Search the data for the word "Drive" and copy every line that contains it.

* * * *

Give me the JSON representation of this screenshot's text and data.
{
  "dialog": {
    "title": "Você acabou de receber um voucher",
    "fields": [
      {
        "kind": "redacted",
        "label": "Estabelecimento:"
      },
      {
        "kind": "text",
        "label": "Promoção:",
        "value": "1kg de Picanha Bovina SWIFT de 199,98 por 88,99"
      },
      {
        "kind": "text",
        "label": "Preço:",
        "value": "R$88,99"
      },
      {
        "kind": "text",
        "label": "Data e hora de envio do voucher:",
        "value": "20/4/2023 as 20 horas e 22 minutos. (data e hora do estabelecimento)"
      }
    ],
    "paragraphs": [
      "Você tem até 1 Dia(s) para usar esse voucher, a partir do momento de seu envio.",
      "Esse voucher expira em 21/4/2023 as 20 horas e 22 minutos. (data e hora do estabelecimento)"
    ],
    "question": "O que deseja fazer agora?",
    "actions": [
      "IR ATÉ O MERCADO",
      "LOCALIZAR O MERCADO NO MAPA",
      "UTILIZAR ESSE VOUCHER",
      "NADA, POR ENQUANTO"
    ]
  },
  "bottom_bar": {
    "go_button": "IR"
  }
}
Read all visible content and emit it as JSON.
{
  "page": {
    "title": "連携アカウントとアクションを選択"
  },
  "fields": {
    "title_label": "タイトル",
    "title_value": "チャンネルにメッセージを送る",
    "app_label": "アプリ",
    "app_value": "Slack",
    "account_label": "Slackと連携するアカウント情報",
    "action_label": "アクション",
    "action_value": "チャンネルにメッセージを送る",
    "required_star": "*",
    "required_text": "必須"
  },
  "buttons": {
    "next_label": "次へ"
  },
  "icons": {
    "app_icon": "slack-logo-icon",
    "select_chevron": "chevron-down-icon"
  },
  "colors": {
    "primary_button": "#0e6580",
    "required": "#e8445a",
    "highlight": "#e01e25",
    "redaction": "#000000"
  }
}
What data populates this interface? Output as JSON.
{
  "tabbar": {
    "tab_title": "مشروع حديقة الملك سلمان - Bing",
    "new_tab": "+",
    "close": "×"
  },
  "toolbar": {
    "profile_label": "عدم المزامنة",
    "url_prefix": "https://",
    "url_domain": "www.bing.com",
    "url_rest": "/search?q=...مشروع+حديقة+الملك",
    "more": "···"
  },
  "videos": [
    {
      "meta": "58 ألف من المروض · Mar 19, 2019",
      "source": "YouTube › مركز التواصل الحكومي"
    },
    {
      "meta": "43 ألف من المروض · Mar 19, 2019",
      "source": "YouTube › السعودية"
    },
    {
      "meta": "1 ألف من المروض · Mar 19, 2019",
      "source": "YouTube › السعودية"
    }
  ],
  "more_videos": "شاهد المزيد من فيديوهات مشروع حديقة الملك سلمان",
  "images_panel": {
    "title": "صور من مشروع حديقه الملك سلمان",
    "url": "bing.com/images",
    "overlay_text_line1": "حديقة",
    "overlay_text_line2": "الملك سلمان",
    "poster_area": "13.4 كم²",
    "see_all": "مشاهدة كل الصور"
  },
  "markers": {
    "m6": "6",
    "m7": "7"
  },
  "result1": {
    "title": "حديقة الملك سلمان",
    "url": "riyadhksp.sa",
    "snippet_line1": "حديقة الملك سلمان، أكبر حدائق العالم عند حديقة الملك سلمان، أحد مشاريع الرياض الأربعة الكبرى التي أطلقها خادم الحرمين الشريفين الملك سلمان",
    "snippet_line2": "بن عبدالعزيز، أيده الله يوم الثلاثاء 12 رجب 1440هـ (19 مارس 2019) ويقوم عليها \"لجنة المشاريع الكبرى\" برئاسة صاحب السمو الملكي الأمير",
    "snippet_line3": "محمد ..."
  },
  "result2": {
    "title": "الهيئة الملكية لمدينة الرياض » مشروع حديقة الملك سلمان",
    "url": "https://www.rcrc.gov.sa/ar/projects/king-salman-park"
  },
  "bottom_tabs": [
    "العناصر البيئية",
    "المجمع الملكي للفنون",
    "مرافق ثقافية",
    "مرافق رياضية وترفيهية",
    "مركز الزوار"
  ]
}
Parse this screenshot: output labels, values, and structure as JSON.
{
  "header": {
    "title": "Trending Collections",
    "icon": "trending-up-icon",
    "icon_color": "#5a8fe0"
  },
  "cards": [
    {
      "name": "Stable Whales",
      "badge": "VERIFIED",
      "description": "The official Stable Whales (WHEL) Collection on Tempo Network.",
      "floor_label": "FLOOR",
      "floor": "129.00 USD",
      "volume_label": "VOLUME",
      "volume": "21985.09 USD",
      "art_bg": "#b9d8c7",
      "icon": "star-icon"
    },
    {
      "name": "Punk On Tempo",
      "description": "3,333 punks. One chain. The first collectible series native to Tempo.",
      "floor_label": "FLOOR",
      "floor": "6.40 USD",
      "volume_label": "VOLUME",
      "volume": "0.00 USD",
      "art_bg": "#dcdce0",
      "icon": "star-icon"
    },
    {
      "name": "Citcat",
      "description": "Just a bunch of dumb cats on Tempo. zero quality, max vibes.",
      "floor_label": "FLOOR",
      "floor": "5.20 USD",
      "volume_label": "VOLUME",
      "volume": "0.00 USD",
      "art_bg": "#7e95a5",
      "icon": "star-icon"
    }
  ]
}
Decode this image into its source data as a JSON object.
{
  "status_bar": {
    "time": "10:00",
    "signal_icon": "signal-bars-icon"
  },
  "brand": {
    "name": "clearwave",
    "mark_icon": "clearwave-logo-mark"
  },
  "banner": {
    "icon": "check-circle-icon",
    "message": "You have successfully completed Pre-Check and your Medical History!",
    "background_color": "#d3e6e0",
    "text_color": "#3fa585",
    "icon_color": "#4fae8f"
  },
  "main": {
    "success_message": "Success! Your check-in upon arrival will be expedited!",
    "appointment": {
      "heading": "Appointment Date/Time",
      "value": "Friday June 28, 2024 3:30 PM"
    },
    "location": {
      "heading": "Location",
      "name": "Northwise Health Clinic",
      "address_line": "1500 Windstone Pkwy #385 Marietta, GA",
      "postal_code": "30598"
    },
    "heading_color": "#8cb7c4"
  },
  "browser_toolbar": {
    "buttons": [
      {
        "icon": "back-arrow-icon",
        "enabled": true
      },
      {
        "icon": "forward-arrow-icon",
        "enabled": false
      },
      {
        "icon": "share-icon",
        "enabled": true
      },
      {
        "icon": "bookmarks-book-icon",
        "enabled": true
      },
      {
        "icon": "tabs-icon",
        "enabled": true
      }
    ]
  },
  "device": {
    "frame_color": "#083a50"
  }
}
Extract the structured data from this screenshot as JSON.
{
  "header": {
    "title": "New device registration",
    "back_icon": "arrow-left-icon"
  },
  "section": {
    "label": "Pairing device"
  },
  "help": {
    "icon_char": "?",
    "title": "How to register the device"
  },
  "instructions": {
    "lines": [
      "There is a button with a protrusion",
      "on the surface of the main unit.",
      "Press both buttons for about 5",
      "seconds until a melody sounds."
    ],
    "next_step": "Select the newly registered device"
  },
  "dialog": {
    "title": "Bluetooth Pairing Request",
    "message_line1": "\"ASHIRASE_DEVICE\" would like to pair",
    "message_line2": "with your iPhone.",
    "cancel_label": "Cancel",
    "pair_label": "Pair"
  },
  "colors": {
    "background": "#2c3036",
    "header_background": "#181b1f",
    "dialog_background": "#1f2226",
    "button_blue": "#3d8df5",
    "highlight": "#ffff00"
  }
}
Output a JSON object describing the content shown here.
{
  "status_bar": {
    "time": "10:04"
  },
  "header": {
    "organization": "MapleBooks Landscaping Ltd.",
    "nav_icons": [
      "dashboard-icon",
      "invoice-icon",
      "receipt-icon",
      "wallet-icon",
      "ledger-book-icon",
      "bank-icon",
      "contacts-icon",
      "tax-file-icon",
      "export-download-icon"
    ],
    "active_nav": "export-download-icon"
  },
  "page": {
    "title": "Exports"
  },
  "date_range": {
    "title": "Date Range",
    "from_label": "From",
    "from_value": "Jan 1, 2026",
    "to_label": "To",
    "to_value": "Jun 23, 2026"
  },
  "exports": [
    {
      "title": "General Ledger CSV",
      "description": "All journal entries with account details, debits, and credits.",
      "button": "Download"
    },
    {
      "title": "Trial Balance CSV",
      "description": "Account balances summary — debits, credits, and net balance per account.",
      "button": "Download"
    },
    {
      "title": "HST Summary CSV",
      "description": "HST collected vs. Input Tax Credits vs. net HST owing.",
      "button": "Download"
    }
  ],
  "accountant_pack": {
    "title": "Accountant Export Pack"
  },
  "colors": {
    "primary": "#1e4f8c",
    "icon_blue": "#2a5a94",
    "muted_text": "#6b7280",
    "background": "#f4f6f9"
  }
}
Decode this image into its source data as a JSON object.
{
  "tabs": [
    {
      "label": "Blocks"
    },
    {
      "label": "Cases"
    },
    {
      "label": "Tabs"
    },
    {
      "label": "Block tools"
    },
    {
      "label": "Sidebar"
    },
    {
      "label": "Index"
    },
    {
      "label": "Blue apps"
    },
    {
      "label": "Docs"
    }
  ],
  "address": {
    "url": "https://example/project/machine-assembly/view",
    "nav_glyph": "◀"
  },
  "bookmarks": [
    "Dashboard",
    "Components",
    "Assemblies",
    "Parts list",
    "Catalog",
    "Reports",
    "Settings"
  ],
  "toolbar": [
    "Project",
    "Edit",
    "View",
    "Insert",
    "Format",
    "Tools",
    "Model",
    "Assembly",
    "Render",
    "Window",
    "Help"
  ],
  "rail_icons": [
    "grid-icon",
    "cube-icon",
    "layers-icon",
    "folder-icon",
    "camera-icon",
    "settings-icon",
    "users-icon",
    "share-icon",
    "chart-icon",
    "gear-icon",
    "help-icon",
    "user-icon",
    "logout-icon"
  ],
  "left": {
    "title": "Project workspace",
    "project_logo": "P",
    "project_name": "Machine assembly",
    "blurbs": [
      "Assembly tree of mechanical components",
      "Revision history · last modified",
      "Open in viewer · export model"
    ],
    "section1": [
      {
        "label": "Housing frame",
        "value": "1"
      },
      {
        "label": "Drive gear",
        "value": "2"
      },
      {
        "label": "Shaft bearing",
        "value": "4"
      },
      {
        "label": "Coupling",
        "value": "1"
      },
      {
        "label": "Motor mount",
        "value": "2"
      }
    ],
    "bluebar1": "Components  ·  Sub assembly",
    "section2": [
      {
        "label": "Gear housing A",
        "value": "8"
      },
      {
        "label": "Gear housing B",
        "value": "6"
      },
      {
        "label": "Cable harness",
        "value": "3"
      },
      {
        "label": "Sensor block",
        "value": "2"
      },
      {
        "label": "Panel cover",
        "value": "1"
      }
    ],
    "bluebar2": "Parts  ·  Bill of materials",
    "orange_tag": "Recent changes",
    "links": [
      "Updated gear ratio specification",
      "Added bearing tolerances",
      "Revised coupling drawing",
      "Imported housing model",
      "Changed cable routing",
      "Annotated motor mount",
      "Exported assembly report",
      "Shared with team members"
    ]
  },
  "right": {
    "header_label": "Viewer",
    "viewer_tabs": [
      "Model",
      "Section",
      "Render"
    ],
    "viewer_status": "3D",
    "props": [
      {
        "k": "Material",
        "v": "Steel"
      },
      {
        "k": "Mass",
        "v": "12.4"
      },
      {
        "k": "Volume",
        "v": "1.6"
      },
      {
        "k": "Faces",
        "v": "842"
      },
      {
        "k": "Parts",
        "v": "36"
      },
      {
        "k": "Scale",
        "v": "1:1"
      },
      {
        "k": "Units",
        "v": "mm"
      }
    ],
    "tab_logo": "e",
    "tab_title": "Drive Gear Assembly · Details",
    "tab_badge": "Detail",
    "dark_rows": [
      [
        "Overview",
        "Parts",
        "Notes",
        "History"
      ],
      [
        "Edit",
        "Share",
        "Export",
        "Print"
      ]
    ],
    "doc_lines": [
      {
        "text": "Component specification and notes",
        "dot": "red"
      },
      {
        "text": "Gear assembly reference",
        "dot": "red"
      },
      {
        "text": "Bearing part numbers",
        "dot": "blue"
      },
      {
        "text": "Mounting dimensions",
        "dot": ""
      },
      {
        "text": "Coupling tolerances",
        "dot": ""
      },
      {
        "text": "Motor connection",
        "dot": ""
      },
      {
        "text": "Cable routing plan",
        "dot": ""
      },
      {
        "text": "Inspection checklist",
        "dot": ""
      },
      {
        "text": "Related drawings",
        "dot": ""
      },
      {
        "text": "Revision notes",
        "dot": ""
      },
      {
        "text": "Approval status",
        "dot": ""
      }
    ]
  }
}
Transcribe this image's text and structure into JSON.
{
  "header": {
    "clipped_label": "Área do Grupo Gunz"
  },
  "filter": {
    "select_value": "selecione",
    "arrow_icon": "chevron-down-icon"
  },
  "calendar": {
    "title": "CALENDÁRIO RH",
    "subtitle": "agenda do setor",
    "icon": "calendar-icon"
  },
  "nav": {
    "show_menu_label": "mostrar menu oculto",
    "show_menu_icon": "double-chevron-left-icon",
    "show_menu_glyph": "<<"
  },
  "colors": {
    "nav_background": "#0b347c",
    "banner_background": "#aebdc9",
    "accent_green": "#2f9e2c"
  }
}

* * * *

▸ TASK RESULT
        "label": "Drive gear",
    "tab_title": "Drive Gear Assembly · Details",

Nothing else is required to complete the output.